SET TASK
Any pictures in the records below should be skipped; write out everything else exactly.

——————

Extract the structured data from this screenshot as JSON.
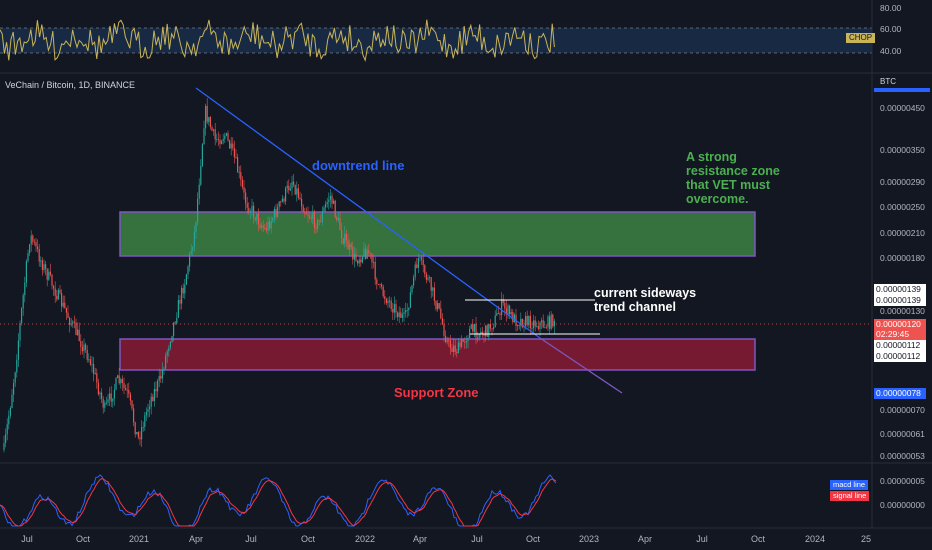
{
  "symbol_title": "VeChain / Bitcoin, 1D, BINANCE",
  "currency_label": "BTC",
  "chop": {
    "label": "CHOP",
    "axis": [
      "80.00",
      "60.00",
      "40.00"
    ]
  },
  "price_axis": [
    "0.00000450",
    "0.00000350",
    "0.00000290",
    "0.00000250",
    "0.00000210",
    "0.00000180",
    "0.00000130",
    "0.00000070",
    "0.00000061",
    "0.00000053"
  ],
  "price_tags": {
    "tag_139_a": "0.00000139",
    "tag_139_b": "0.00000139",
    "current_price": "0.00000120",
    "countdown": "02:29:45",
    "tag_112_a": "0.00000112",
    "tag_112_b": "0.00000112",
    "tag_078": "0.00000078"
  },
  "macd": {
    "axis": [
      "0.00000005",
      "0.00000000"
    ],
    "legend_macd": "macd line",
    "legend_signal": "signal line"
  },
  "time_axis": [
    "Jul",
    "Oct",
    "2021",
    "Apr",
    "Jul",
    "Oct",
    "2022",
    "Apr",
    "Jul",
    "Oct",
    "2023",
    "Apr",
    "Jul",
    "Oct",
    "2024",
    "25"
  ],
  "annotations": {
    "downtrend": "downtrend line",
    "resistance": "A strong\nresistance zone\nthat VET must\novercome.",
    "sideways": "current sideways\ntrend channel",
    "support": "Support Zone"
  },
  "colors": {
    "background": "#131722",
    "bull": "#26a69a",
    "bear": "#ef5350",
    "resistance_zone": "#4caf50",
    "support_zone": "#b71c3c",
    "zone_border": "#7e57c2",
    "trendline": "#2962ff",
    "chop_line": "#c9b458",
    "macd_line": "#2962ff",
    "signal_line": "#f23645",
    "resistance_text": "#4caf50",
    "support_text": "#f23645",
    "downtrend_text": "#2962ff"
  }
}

——————

REPLY TO THE EXERCISE
Extract the structured data from this screenshot as JSON.
{
  "symbol_title": "VeChain / Bitcoin, 1D, BINANCE",
  "currency_label": "BTC",
  "chop": {
    "label": "CHOP",
    "axis": [
      "80.00",
      "60.00",
      "40.00"
    ]
  },
  "price_axis": [
    "0.00000450",
    "0.00000350",
    "0.00000290",
    "0.00000250",
    "0.00000210",
    "0.00000180",
    "0.00000130",
    "0.00000070",
    "0.00000061",
    "0.00000053"
  ],
  "price_tags": {
    "tag_139_a": "0.00000139",
    "tag_139_b": "0.00000139",
    "current_price": "0.00000120",
    "countdown": "02:29:45",
    "tag_112_a": "0.00000112",
    "tag_112_b": "0.00000112",
    "tag_078": "0.00000078"
  },
  "macd": {
    "axis": [
      "0.00000005",
      "0.00000000"
    ],
    "legend_macd": "macd line",
    "legend_signal": "signal line"
  },
  "time_axis": [
    "Jul",
    "Oct",
    "2021",
    "Apr",
    "Jul",
    "Oct",
    "2022",
    "Apr",
    "Jul",
    "Oct",
    "2023",
    "Apr",
    "Jul",
    "Oct",
    "2024",
    "25"
  ],
  "annotations": {
    "downtrend": "downtrend line",
    "resistance": "A strong\nresistance zone\nthat VET must\novercome.",
    "sideways": "current sideways\ntrend channel",
    "support": "Support Zone"
  },
  "colors": {
    "background": "#131722",
    "bull": "#26a69a",
    "bear": "#ef5350",
    "resistance_zone": "#4caf50",
    "support_zone": "#b71c3c",
    "zone_border": "#7e57c2",
    "trendline": "#2962ff",
    "chop_line": "#c9b458",
    "macd_line": "#2962ff",
    "signal_line": "#f23645",
    "resistance_text": "#4caf50",
    "support_text": "#f23645",
    "downtrend_text": "#2962ff"
  }
}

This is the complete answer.